(Items from a data source)
--- begin ---

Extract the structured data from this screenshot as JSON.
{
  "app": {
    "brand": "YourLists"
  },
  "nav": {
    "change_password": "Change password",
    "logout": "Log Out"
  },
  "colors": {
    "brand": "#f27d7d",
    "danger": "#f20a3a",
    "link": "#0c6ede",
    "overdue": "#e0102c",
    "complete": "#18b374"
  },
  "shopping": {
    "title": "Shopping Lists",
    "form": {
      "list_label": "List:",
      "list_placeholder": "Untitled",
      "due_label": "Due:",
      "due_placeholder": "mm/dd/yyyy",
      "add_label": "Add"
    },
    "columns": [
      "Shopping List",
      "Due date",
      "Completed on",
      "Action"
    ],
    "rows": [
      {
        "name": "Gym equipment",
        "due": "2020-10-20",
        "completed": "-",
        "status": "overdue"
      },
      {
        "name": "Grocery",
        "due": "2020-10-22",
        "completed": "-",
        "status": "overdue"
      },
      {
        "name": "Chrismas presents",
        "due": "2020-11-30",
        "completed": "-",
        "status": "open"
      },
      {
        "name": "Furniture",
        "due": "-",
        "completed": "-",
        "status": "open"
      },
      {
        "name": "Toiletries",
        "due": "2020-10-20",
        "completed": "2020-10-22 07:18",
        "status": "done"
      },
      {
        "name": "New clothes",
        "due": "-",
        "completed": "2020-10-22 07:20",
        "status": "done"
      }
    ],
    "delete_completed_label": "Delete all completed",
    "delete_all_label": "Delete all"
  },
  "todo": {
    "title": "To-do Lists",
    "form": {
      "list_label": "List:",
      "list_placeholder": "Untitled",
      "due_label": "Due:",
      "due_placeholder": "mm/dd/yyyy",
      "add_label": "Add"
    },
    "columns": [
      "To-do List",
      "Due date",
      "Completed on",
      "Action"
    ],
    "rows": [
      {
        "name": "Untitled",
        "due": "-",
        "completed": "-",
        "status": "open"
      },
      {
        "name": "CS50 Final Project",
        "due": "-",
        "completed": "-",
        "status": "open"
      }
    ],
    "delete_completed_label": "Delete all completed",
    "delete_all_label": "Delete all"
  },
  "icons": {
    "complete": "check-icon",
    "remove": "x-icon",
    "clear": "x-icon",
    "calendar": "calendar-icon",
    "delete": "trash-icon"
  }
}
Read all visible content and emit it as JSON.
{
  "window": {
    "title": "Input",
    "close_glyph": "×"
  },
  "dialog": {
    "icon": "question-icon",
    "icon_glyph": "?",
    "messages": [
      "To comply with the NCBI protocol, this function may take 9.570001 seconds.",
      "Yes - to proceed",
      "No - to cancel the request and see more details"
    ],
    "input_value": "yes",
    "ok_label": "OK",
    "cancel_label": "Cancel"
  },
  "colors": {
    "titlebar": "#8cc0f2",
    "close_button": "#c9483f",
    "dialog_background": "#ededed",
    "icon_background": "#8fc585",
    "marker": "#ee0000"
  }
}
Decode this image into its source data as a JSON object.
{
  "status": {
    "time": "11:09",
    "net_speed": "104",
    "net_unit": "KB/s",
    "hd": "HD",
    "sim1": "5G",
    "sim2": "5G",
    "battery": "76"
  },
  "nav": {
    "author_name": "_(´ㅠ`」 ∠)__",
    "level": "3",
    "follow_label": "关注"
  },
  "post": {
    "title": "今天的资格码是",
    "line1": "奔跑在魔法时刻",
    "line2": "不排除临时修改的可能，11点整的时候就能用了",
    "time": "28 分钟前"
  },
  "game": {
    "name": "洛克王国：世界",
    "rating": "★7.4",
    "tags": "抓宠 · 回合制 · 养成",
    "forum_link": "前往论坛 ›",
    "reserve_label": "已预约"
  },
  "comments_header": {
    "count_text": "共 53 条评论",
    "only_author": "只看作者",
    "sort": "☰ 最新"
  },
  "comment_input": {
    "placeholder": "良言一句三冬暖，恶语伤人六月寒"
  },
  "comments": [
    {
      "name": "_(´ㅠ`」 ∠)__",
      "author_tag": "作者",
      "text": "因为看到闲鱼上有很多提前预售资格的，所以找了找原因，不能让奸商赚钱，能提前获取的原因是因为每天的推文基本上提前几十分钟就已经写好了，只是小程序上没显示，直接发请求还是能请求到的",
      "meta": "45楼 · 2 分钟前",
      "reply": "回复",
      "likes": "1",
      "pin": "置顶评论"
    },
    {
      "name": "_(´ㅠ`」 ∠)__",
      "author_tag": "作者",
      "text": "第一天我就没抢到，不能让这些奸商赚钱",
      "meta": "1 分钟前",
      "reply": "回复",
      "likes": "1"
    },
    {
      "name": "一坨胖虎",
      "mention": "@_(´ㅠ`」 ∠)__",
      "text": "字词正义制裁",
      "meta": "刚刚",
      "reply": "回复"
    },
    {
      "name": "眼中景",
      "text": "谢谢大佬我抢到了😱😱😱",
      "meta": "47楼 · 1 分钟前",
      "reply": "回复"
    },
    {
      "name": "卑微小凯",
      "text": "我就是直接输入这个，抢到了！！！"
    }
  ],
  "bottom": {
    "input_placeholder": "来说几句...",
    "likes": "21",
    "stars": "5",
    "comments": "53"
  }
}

--- end ---

### WHAT THE TASK REQUIRES:
Extract the full listing and reproduce each line exactly.

### FINISHED ANSWER:
Extract the structured data from this screenshot as JSON.
{
  "app": {
    "brand": "YourLists"
  },
  "nav": {
    "change_password": "Change password",
    "logout": "Log Out"
  },
  "colors": {
    "brand": "#f27d7d",
    "danger": "#f20a3a",
    "link": "#0c6ede",
    "overdue": "#e0102c",
    "complete": "#18b374"
  },
  "shopping": {
    "title": "Shopping Lists",
    "form": {
      "list_label": "List:",
      "list_placeholder": "Untitled",
      "due_label": "Due:",
      "due_placeholder": "mm/dd/yyyy",
      "add_label": "Add"
    },
    "columns": [
      "Shopping List",
      "Due date",
      "Completed on",
      "Action"
    ],
    "rows": [
      {
        "name": "Gym equipment",
        "due": "2020-10-20",
        "completed": "-",
        "status": "overdue"
      },
      {
        "name": "Grocery",
        "due": "2020-10-22",
        "completed": "-",
        "status": "overdue"
      },
      {
        "name": "Chrismas presents",
        "due": "2020-11-30",
        "completed": "-",
        "status": "open"
      },
      {
        "name": "Furniture",
        "due": "-",
        "completed": "-",
        "status": "open"
      },
      {
        "name": "Toiletries",
        "due": "2020-10-20",
        "completed": "2020-10-22 07:18",
        "status": "done"
      },
      {
        "name": "New clothes",
        "due": "-",
        "completed": "2020-10-22 07:20",
        "status": "done"
      }
    ],
    "delete_completed_label": "Delete all completed",
    "delete_all_label": "Delete all"
  },
  "todo": {
    "title": "To-do Lists",
    "form": {
      "list_label": "List:",
      "list_placeholder": "Untitled",
      "due_label": "Due:",
      "due_placeholder": "mm/dd/yyyy",
      "add_label": "Add"
    },
    "columns": [
      "To-do List",
      "Due date",
      "Completed on",
      "Action"
    ],
    "rows": [
      {
        "name": "Untitled",
        "due": "-",
        "completed": "-",
        "status": "open"
      },
      {
        "name": "CS50 Final Project",
        "due": "-",
        "completed": "-",
        "status": "open"
      }
    ],
    "delete_completed_label": "Delete all completed",
    "delete_all_label": "Delete all"
  },
  "icons": {
    "complete": "check-icon",
    "remove": "x-icon",
    "clear": "x-icon",
    "calendar": "calendar-icon",
    "delete": "trash-icon"
  }
}
Read all visible content and emit it as JSON.
{
  "window": {
    "title": "Input",
    "close_glyph": "×"
  },
  "dialog": {
    "icon": "question-icon",
    "icon_glyph": "?",
    "messages": [
      "To comply with the NCBI protocol, this function may take 9.570001 seconds.",
      "Yes - to proceed",
      "No - to cancel the request and see more details"
    ],
    "input_value": "yes",
    "ok_label": "OK",
    "cancel_label": "Cancel"
  },
  "colors": {
    "titlebar": "#8cc0f2",
    "close_button": "#c9483f",
    "dialog_background": "#ededed",
    "icon_background": "#8fc585",
    "marker": "#ee0000"
  }
}
Decode this image into its source data as a JSON object.
{
  "status": {
    "time": "11:09",
    "net_speed": "104",
    "net_unit": "KB/s",
    "hd": "HD",
    "sim1": "5G",
    "sim2": "5G",
    "battery": "76"
  },
  "nav": {
    "author_name": "_(´ㅠ`」 ∠)__",
    "level": "3",
    "follow_label": "关注"
  },
  "post": {
    "title": "今天的资格码是",
    "line1": "奔跑在魔法时刻",
    "line2": "不排除临时修改的可能，11点整的时候就能用了",
    "time": "28 分钟前"
  },
  "game": {
    "name": "洛克王国：世界",
    "rating": "★7.4",
    "tags": "抓宠 · 回合制 · 养成",
    "forum_link": "前往论坛 ›",
    "reserve_label": "已预约"
  },
  "comments_header": {
    "count_text": "共 53 条评论",
    "only_author": "只看作者",
    "sort": "☰ 最新"
  },
  "comment_input": {
    "placeholder": "良言一句三冬暖，恶语伤人六月寒"
  },
  "comments": [
    {
      "name": "_(´ㅠ`」 ∠)__",
      "author_tag": "作者",
      "text": "因为看到闲鱼上有很多提前预售资格的，所以找了找原因，不能让奸商赚钱，能提前获取的原因是因为每天的推文基本上提前几十分钟就已经写好了，只是小程序上没显示，直接发请求还是能请求到的",
      "meta": "45楼 · 2 分钟前",
      "reply": "回复",
      "likes": "1",
      "pin": "置顶评论"
    },
    {
      "name": "_(´ㅠ`」 ∠)__",
      "author_tag": "作者",
      "text": "第一天我就没抢到，不能让这些奸商赚钱",
      "meta": "1 分钟前",
      "reply": "回复",
      "likes": "1"
    },
    {
      "name": "一坨胖虎",
      "mention": "@_(´ㅠ`」 ∠)__",
      "text": "字词正义制裁",
      "meta": "刚刚",
      "reply": "回复"
    },
    {
      "name": "眼中景",
      "text": "谢谢大佬我抢到了😱😱😱",
      "meta": "47楼 · 1 分钟前",
      "reply": "回复"
    },
    {
      "name": "卑微小凯",
      "text": "我就是直接输入这个，抢到了！！！"
    }
  ],
  "bottom": {
    "input_placeholder": "来说几句...",
    "likes": "21",
    "stars": "5",
    "comments": "53"
  }
}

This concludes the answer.